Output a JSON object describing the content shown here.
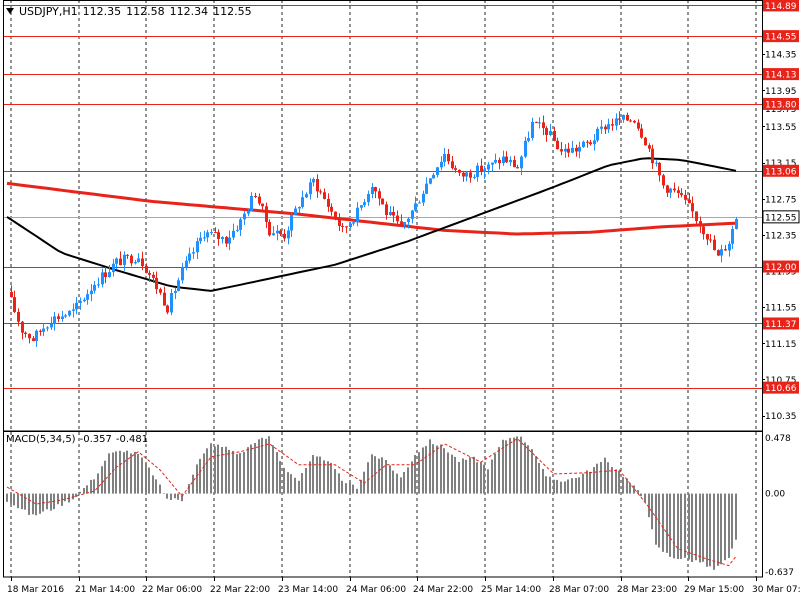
{
  "header": {
    "symbol": "USDJPY,H1",
    "open": "112.35",
    "high": "112.58",
    "low": "112.34",
    "close": "112.55"
  },
  "macd_header": {
    "label": "MACD(5,34,5)",
    "value_main": "-0.357",
    "value_signal": "-0.481"
  },
  "colors": {
    "bull": "#1E90FF",
    "bear": "#E8231A",
    "level_line": "#E8231A",
    "ma_slow": "#E8231A",
    "ma_fast": "#000000",
    "macd_hist": "#808080",
    "macd_signal": "#E8231A",
    "current_price_bg": "#ffffff"
  },
  "chart_data": [
    {
      "type": "candlestick",
      "name": "USDJPY,H1",
      "ylim": [
        110.18,
        114.95
      ],
      "y_ticks": [
        "114.55",
        "114.35",
        "113.95",
        "113.75",
        "113.55",
        "113.15",
        "112.75",
        "112.55",
        "112.35",
        "111.95",
        "111.55",
        "111.37",
        "111.15",
        "110.75",
        "110.66",
        "110.35"
      ],
      "x_labels": [
        "18 Mar 2016",
        "21 Mar 14:00",
        "22 Mar 06:00",
        "22 Mar 22:00",
        "23 Mar 14:00",
        "24 Mar 06:00",
        "24 Mar 22:00",
        "25 Mar 14:00",
        "28 Mar 07:00",
        "28 Mar 23:00",
        "29 Mar 15:00",
        "30 Mar 07:00"
      ],
      "levels": [
        {
          "label": "114.89",
          "value": 114.89
        },
        {
          "label": "114.55",
          "value": 114.55
        },
        {
          "label": "114.13",
          "value": 114.13
        },
        {
          "label": "113.80",
          "value": 113.8
        },
        {
          "label": "113.06",
          "value": 113.06
        },
        {
          "label": "112.00",
          "value": 112.0
        },
        {
          "label": "111.37",
          "value": 111.37
        },
        {
          "label": "110.66",
          "value": 110.66
        }
      ],
      "current_price": {
        "label": "112.55",
        "value": 112.55
      },
      "price_path": [
        [
          0,
          111.72
        ],
        [
          4,
          111.3
        ],
        [
          7,
          111.2
        ],
        [
          12,
          111.42
        ],
        [
          18,
          111.5
        ],
        [
          24,
          111.82
        ],
        [
          30,
          112.05
        ],
        [
          36,
          112.12
        ],
        [
          40,
          111.85
        ],
        [
          44,
          111.55
        ],
        [
          48,
          111.95
        ],
        [
          54,
          112.38
        ],
        [
          60,
          112.3
        ],
        [
          64,
          112.5
        ],
        [
          68,
          112.82
        ],
        [
          72,
          112.4
        ],
        [
          76,
          112.35
        ],
        [
          80,
          112.7
        ],
        [
          84,
          112.95
        ],
        [
          88,
          112.68
        ],
        [
          92,
          112.4
        ],
        [
          96,
          112.6
        ],
        [
          100,
          112.92
        ],
        [
          104,
          112.6
        ],
        [
          108,
          112.42
        ],
        [
          112,
          112.68
        ],
        [
          116,
          113.0
        ],
        [
          120,
          113.25
        ],
        [
          124,
          113.0
        ],
        [
          128,
          113.05
        ],
        [
          132,
          113.1
        ],
        [
          136,
          113.2
        ],
        [
          140,
          113.1
        ],
        [
          144,
          113.58
        ],
        [
          148,
          113.5
        ],
        [
          152,
          113.28
        ],
        [
          156,
          113.3
        ],
        [
          160,
          113.38
        ],
        [
          164,
          113.56
        ],
        [
          168,
          113.62
        ],
        [
          172,
          113.64
        ],
        [
          175,
          113.4
        ],
        [
          180,
          112.9
        ],
        [
          184,
          112.8
        ],
        [
          188,
          112.6
        ],
        [
          192,
          112.35
        ],
        [
          195,
          112.1
        ],
        [
          198,
          112.28
        ],
        [
          200,
          112.55
        ]
      ],
      "ma_slow": [
        [
          0,
          112.92
        ],
        [
          40,
          112.72
        ],
        [
          80,
          112.58
        ],
        [
          120,
          112.4
        ],
        [
          140,
          112.36
        ],
        [
          160,
          112.38
        ],
        [
          180,
          112.44
        ],
        [
          200,
          112.48
        ]
      ],
      "ma_fast": [
        [
          0,
          112.55
        ],
        [
          15,
          112.15
        ],
        [
          30,
          111.96
        ],
        [
          45,
          111.78
        ],
        [
          56,
          111.73
        ],
        [
          70,
          111.85
        ],
        [
          90,
          112.02
        ],
        [
          110,
          112.28
        ],
        [
          130,
          112.58
        ],
        [
          150,
          112.88
        ],
        [
          165,
          113.12
        ],
        [
          175,
          113.2
        ],
        [
          185,
          113.18
        ],
        [
          200,
          113.06
        ]
      ]
    },
    {
      "type": "bar",
      "name": "MACD(5,34,5)",
      "ylim": [
        -0.637,
        0.478
      ],
      "y_ticks": [
        "0.478",
        "0.00",
        "-0.637"
      ],
      "histogram_path": [
        [
          0,
          -0.05
        ],
        [
          4,
          -0.12
        ],
        [
          7,
          -0.17
        ],
        [
          12,
          -0.12
        ],
        [
          18,
          -0.04
        ],
        [
          24,
          0.12
        ],
        [
          28,
          0.3
        ],
        [
          32,
          0.33
        ],
        [
          36,
          0.3
        ],
        [
          40,
          0.15
        ],
        [
          44,
          -0.04
        ],
        [
          48,
          -0.05
        ],
        [
          52,
          0.22
        ],
        [
          56,
          0.38
        ],
        [
          60,
          0.35
        ],
        [
          64,
          0.3
        ],
        [
          68,
          0.4
        ],
        [
          72,
          0.43
        ],
        [
          76,
          0.2
        ],
        [
          80,
          0.1
        ],
        [
          84,
          0.28
        ],
        [
          88,
          0.26
        ],
        [
          92,
          0.1
        ],
        [
          96,
          0.05
        ],
        [
          100,
          0.3
        ],
        [
          104,
          0.25
        ],
        [
          108,
          0.12
        ],
        [
          112,
          0.3
        ],
        [
          116,
          0.4
        ],
        [
          120,
          0.35
        ],
        [
          124,
          0.25
        ],
        [
          128,
          0.27
        ],
        [
          132,
          0.2
        ],
        [
          136,
          0.4
        ],
        [
          140,
          0.45
        ],
        [
          144,
          0.35
        ],
        [
          148,
          0.12
        ],
        [
          152,
          0.1
        ],
        [
          156,
          0.12
        ],
        [
          160,
          0.18
        ],
        [
          164,
          0.26
        ],
        [
          168,
          0.17
        ],
        [
          172,
          0.05
        ],
        [
          175,
          -0.05
        ],
        [
          178,
          -0.4
        ],
        [
          182,
          -0.48
        ],
        [
          186,
          -0.5
        ],
        [
          190,
          -0.52
        ],
        [
          194,
          -0.58
        ],
        [
          198,
          -0.5
        ],
        [
          200,
          -0.36
        ]
      ],
      "signal_path": [
        [
          0,
          0.05
        ],
        [
          8,
          -0.08
        ],
        [
          15,
          -0.05
        ],
        [
          24,
          0.02
        ],
        [
          30,
          0.2
        ],
        [
          36,
          0.32
        ],
        [
          42,
          0.18
        ],
        [
          48,
          -0.02
        ],
        [
          56,
          0.28
        ],
        [
          64,
          0.32
        ],
        [
          72,
          0.38
        ],
        [
          80,
          0.22
        ],
        [
          90,
          0.22
        ],
        [
          98,
          0.08
        ],
        [
          104,
          0.22
        ],
        [
          112,
          0.22
        ],
        [
          120,
          0.38
        ],
        [
          130,
          0.24
        ],
        [
          140,
          0.42
        ],
        [
          150,
          0.15
        ],
        [
          160,
          0.16
        ],
        [
          168,
          0.18
        ],
        [
          176,
          -0.1
        ],
        [
          184,
          -0.42
        ],
        [
          192,
          -0.5
        ],
        [
          198,
          -0.55
        ],
        [
          200,
          -0.48
        ]
      ]
    }
  ]
}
########################################
Transcribe all of the entries word for word, but skip any pictures they contain.

Output a JSON object describing the content shown here.
{
  "header": {
    "symbol": "USDJPY,H1",
    "open": "112.35",
    "high": "112.58",
    "low": "112.34",
    "close": "112.55"
  },
  "macd_header": {
    "label": "MACD(5,34,5)",
    "value_main": "-0.357",
    "value_signal": "-0.481"
  },
  "colors": {
    "bull": "#1E90FF",
    "bear": "#E8231A",
    "level_line": "#E8231A",
    "ma_slow": "#E8231A",
    "ma_fast": "#000000",
    "macd_hist": "#808080",
    "macd_signal": "#E8231A",
    "current_price_bg": "#ffffff"
  },
  "chart_data": [
    {
      "type": "candlestick",
      "name": "USDJPY,H1",
      "ylim": [
        110.18,
        114.95
      ],
      "y_ticks": [
        "114.55",
        "114.35",
        "113.95",
        "113.75",
        "113.55",
        "113.15",
        "112.75",
        "112.55",
        "112.35",
        "111.95",
        "111.55",
        "111.37",
        "111.15",
        "110.75",
        "110.66",
        "110.35"
      ],
      "x_labels": [
        "18 Mar 2016",
        "21 Mar 14:00",
        "22 Mar 06:00",
        "22 Mar 22:00",
        "23 Mar 14:00",
        "24 Mar 06:00",
        "24 Mar 22:00",
        "25 Mar 14:00",
        "28 Mar 07:00",
        "28 Mar 23:00",
        "29 Mar 15:00",
        "30 Mar 07:00"
      ],
      "levels": [
        {
          "label": "114.89",
          "value": 114.89
        },
        {
          "label": "114.55",
          "value": 114.55
        },
        {
          "label": "114.13",
          "value": 114.13
        },
        {
          "label": "113.80",
          "value": 113.8
        },
        {
          "label": "113.06",
          "value": 113.06
        },
        {
          "label": "112.00",
          "value": 112.0
        },
        {
          "label": "111.37",
          "value": 111.37
        },
        {
          "label": "110.66",
          "value": 110.66
        }
      ],
      "current_price": {
        "label": "112.55",
        "value": 112.55
      },
      "price_path": [
        [
          0,
          111.72
        ],
        [
          4,
          111.3
        ],
        [
          7,
          111.2
        ],
        [
          12,
          111.42
        ],
        [
          18,
          111.5
        ],
        [
          24,
          111.82
        ],
        [
          30,
          112.05
        ],
        [
          36,
          112.12
        ],
        [
          40,
          111.85
        ],
        [
          44,
          111.55
        ],
        [
          48,
          111.95
        ],
        [
          54,
          112.38
        ],
        [
          60,
          112.3
        ],
        [
          64,
          112.5
        ],
        [
          68,
          112.82
        ],
        [
          72,
          112.4
        ],
        [
          76,
          112.35
        ],
        [
          80,
          112.7
        ],
        [
          84,
          112.95
        ],
        [
          88,
          112.68
        ],
        [
          92,
          112.4
        ],
        [
          96,
          112.6
        ],
        [
          100,
          112.92
        ],
        [
          104,
          112.6
        ],
        [
          108,
          112.42
        ],
        [
          112,
          112.68
        ],
        [
          116,
          113.0
        ],
        [
          120,
          113.25
        ],
        [
          124,
          113.0
        ],
        [
          128,
          113.05
        ],
        [
          132,
          113.1
        ],
        [
          136,
          113.2
        ],
        [
          140,
          113.1
        ],
        [
          144,
          113.58
        ],
        [
          148,
          113.5
        ],
        [
          152,
          113.28
        ],
        [
          156,
          113.3
        ],
        [
          160,
          113.38
        ],
        [
          164,
          113.56
        ],
        [
          168,
          113.62
        ],
        [
          172,
          113.64
        ],
        [
          175,
          113.4
        ],
        [
          180,
          112.9
        ],
        [
          184,
          112.8
        ],
        [
          188,
          112.6
        ],
        [
          192,
          112.35
        ],
        [
          195,
          112.1
        ],
        [
          198,
          112.28
        ],
        [
          200,
          112.55
        ]
      ],
      "ma_slow": [
        [
          0,
          112.92
        ],
        [
          40,
          112.72
        ],
        [
          80,
          112.58
        ],
        [
          120,
          112.4
        ],
        [
          140,
          112.36
        ],
        [
          160,
          112.38
        ],
        [
          180,
          112.44
        ],
        [
          200,
          112.48
        ]
      ],
      "ma_fast": [
        [
          0,
          112.55
        ],
        [
          15,
          112.15
        ],
        [
          30,
          111.96
        ],
        [
          45,
          111.78
        ],
        [
          56,
          111.73
        ],
        [
          70,
          111.85
        ],
        [
          90,
          112.02
        ],
        [
          110,
          112.28
        ],
        [
          130,
          112.58
        ],
        [
          150,
          112.88
        ],
        [
          165,
          113.12
        ],
        [
          175,
          113.2
        ],
        [
          185,
          113.18
        ],
        [
          200,
          113.06
        ]
      ]
    },
    {
      "type": "bar",
      "name": "MACD(5,34,5)",
      "ylim": [
        -0.637,
        0.478
      ],
      "y_ticks": [
        "0.478",
        "0.00",
        "-0.637"
      ],
      "histogram_path": [
        [
          0,
          -0.05
        ],
        [
          4,
          -0.12
        ],
        [
          7,
          -0.17
        ],
        [
          12,
          -0.12
        ],
        [
          18,
          -0.04
        ],
        [
          24,
          0.12
        ],
        [
          28,
          0.3
        ],
        [
          32,
          0.33
        ],
        [
          36,
          0.3
        ],
        [
          40,
          0.15
        ],
        [
          44,
          -0.04
        ],
        [
          48,
          -0.05
        ],
        [
          52,
          0.22
        ],
        [
          56,
          0.38
        ],
        [
          60,
          0.35
        ],
        [
          64,
          0.3
        ],
        [
          68,
          0.4
        ],
        [
          72,
          0.43
        ],
        [
          76,
          0.2
        ],
        [
          80,
          0.1
        ],
        [
          84,
          0.28
        ],
        [
          88,
          0.26
        ],
        [
          92,
          0.1
        ],
        [
          96,
          0.05
        ],
        [
          100,
          0.3
        ],
        [
          104,
          0.25
        ],
        [
          108,
          0.12
        ],
        [
          112,
          0.3
        ],
        [
          116,
          0.4
        ],
        [
          120,
          0.35
        ],
        [
          124,
          0.25
        ],
        [
          128,
          0.27
        ],
        [
          132,
          0.2
        ],
        [
          136,
          0.4
        ],
        [
          140,
          0.45
        ],
        [
          144,
          0.35
        ],
        [
          148,
          0.12
        ],
        [
          152,
          0.1
        ],
        [
          156,
          0.12
        ],
        [
          160,
          0.18
        ],
        [
          164,
          0.26
        ],
        [
          168,
          0.17
        ],
        [
          172,
          0.05
        ],
        [
          175,
          -0.05
        ],
        [
          178,
          -0.4
        ],
        [
          182,
          -0.48
        ],
        [
          186,
          -0.5
        ],
        [
          190,
          -0.52
        ],
        [
          194,
          -0.58
        ],
        [
          198,
          -0.5
        ],
        [
          200,
          -0.36
        ]
      ],
      "signal_path": [
        [
          0,
          0.05
        ],
        [
          8,
          -0.08
        ],
        [
          15,
          -0.05
        ],
        [
          24,
          0.02
        ],
        [
          30,
          0.2
        ],
        [
          36,
          0.32
        ],
        [
          42,
          0.18
        ],
        [
          48,
          -0.02
        ],
        [
          56,
          0.28
        ],
        [
          64,
          0.32
        ],
        [
          72,
          0.38
        ],
        [
          80,
          0.22
        ],
        [
          90,
          0.22
        ],
        [
          98,
          0.08
        ],
        [
          104,
          0.22
        ],
        [
          112,
          0.22
        ],
        [
          120,
          0.38
        ],
        [
          130,
          0.24
        ],
        [
          140,
          0.42
        ],
        [
          150,
          0.15
        ],
        [
          160,
          0.16
        ],
        [
          168,
          0.18
        ],
        [
          176,
          -0.1
        ],
        [
          184,
          -0.42
        ],
        [
          192,
          -0.5
        ],
        [
          198,
          -0.55
        ],
        [
          200,
          -0.48
        ]
      ]
    }
  ]
}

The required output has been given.